● **Data in this exercise**
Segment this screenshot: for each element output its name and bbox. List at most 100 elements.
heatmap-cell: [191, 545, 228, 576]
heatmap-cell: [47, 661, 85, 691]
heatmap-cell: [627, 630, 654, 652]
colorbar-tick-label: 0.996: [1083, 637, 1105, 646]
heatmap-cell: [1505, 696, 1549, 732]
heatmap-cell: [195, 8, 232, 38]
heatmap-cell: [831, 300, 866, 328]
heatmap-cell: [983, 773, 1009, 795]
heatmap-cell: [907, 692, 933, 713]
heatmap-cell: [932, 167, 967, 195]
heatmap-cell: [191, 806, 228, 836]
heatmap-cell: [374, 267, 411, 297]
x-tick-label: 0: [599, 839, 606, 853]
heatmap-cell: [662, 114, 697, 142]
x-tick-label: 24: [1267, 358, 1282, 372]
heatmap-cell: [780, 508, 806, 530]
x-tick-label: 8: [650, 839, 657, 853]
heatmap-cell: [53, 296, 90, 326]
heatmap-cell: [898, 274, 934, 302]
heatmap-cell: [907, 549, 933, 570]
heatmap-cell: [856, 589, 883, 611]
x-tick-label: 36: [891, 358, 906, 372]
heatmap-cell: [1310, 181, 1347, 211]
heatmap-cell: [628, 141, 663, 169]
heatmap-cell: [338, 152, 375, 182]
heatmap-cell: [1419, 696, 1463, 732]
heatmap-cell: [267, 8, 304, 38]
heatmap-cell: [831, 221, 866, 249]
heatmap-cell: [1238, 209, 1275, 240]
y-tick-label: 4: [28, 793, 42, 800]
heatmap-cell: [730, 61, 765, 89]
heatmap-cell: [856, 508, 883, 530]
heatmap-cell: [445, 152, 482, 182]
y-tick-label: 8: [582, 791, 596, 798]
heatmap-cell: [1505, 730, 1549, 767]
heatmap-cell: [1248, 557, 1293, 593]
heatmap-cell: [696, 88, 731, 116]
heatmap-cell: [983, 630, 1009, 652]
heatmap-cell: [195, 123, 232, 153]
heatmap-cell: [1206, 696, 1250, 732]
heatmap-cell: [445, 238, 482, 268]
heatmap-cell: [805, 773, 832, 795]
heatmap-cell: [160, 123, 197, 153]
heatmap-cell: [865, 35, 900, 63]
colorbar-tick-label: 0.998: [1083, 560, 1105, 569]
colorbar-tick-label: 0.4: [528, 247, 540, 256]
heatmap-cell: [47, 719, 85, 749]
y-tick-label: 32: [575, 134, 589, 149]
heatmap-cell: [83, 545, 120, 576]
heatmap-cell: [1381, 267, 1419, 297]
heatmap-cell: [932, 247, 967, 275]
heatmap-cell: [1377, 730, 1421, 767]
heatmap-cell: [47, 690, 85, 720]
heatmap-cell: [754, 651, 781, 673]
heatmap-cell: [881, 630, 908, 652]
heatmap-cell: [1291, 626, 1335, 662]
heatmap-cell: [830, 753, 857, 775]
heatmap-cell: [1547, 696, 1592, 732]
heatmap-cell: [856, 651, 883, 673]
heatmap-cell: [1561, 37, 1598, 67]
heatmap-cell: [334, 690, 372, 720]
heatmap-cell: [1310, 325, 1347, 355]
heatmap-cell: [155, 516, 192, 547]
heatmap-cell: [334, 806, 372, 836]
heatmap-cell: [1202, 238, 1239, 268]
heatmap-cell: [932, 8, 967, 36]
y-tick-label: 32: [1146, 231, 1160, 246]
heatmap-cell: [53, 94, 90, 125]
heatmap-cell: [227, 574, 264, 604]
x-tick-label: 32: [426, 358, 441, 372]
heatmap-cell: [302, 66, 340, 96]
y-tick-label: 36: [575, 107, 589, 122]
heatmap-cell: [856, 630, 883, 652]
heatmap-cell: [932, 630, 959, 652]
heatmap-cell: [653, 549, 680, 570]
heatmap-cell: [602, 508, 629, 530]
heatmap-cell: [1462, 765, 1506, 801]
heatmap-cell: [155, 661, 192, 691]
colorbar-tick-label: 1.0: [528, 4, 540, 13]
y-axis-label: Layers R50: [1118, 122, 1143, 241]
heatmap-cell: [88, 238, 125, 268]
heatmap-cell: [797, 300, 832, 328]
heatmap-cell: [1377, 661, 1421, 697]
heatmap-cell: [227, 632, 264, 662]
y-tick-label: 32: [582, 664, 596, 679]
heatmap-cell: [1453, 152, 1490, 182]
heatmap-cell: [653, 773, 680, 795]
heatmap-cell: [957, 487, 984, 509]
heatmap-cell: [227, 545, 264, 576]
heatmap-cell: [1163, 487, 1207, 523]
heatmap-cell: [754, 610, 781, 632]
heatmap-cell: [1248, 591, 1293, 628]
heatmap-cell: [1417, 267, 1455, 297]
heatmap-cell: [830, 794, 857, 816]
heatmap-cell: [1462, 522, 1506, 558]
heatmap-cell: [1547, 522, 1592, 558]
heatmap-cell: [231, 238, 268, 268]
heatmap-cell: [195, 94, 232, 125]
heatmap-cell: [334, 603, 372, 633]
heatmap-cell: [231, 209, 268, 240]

● **Exercise**
Please pull every line of the entries above into your reply, reproducing each one character for character.

● **Output of the exercise**
Segment this screenshot: for each element output its name and bbox. List at most 100 elements.
heatmap-cell: [191, 545, 228, 576]
heatmap-cell: [47, 661, 85, 691]
heatmap-cell: [627, 630, 654, 652]
colorbar-tick-label: 0.996: [1083, 637, 1105, 646]
heatmap-cell: [1505, 696, 1549, 732]
heatmap-cell: [195, 8, 232, 38]
heatmap-cell: [831, 300, 866, 328]
heatmap-cell: [983, 773, 1009, 795]
heatmap-cell: [907, 692, 933, 713]
heatmap-cell: [932, 167, 967, 195]
heatmap-cell: [191, 806, 228, 836]
heatmap-cell: [374, 267, 411, 297]
x-tick-label: 0: [599, 839, 606, 853]
heatmap-cell: [662, 114, 697, 142]
x-tick-label: 24: [1267, 358, 1282, 372]
heatmap-cell: [780, 508, 806, 530]
x-tick-label: 8: [650, 839, 657, 853]
heatmap-cell: [53, 296, 90, 326]
heatmap-cell: [898, 274, 934, 302]
heatmap-cell: [907, 549, 933, 570]
heatmap-cell: [856, 589, 883, 611]
x-tick-label: 36: [891, 358, 906, 372]
heatmap-cell: [1310, 181, 1347, 211]
heatmap-cell: [628, 141, 663, 169]
heatmap-cell: [338, 152, 375, 182]
heatmap-cell: [1419, 696, 1463, 732]
heatmap-cell: [267, 8, 304, 38]
heatmap-cell: [831, 221, 866, 249]
heatmap-cell: [1238, 209, 1275, 240]
y-tick-label: 4: [28, 793, 42, 800]
heatmap-cell: [730, 61, 765, 89]
heatmap-cell: [856, 508, 883, 530]
heatmap-cell: [445, 152, 482, 182]
y-tick-label: 8: [582, 791, 596, 798]
heatmap-cell: [1505, 730, 1549, 767]
heatmap-cell: [1248, 557, 1293, 593]
heatmap-cell: [696, 88, 731, 116]
heatmap-cell: [983, 630, 1009, 652]
heatmap-cell: [195, 123, 232, 153]
heatmap-cell: [1206, 696, 1250, 732]
heatmap-cell: [445, 238, 482, 268]
heatmap-cell: [805, 773, 832, 795]
heatmap-cell: [160, 123, 197, 153]
heatmap-cell: [865, 35, 900, 63]
colorbar-tick-label: 0.998: [1083, 560, 1105, 569]
colorbar-tick-label: 0.4: [528, 247, 540, 256]
heatmap-cell: [47, 719, 85, 749]
y-tick-label: 32: [575, 134, 589, 149]
heatmap-cell: [83, 545, 120, 576]
heatmap-cell: [1381, 267, 1419, 297]
heatmap-cell: [932, 247, 967, 275]
heatmap-cell: [1377, 730, 1421, 767]
heatmap-cell: [47, 690, 85, 720]
heatmap-cell: [754, 651, 781, 673]
heatmap-cell: [881, 630, 908, 652]
heatmap-cell: [1291, 626, 1335, 662]
heatmap-cell: [830, 753, 857, 775]
heatmap-cell: [1547, 696, 1592, 732]
heatmap-cell: [856, 651, 883, 673]
heatmap-cell: [1561, 37, 1598, 67]
heatmap-cell: [334, 690, 372, 720]
heatmap-cell: [1310, 325, 1347, 355]
heatmap-cell: [155, 516, 192, 547]
heatmap-cell: [334, 806, 372, 836]
heatmap-cell: [1202, 238, 1239, 268]
heatmap-cell: [932, 8, 967, 36]
y-tick-label: 32: [1146, 231, 1160, 246]
heatmap-cell: [53, 94, 90, 125]
heatmap-cell: [227, 574, 264, 604]
x-tick-label: 32: [426, 358, 441, 372]
heatmap-cell: [302, 66, 340, 96]
y-tick-label: 36: [575, 107, 589, 122]
heatmap-cell: [856, 630, 883, 652]
heatmap-cell: [932, 630, 959, 652]
heatmap-cell: [653, 549, 680, 570]
heatmap-cell: [602, 508, 629, 530]
heatmap-cell: [1462, 765, 1506, 801]
heatmap-cell: [155, 661, 192, 691]
colorbar-tick-label: 1.0: [528, 4, 540, 13]
y-axis-label: Layers R50: [1118, 122, 1143, 241]
heatmap-cell: [88, 238, 125, 268]
heatmap-cell: [797, 300, 832, 328]
heatmap-cell: [1377, 661, 1421, 697]
heatmap-cell: [227, 632, 264, 662]
y-tick-label: 32: [582, 664, 596, 679]
heatmap-cell: [1453, 152, 1490, 182]
heatmap-cell: [653, 773, 680, 795]
heatmap-cell: [957, 487, 984, 509]
heatmap-cell: [227, 545, 264, 576]
heatmap-cell: [1163, 487, 1207, 523]
heatmap-cell: [754, 610, 781, 632]
heatmap-cell: [1248, 591, 1293, 628]
heatmap-cell: [1417, 267, 1455, 297]
heatmap-cell: [830, 794, 857, 816]
heatmap-cell: [1462, 522, 1506, 558]
heatmap-cell: [1547, 522, 1592, 558]
heatmap-cell: [231, 238, 268, 268]
heatmap-cell: [195, 94, 232, 125]
heatmap-cell: [334, 603, 372, 633]
heatmap-cell: [231, 209, 268, 240]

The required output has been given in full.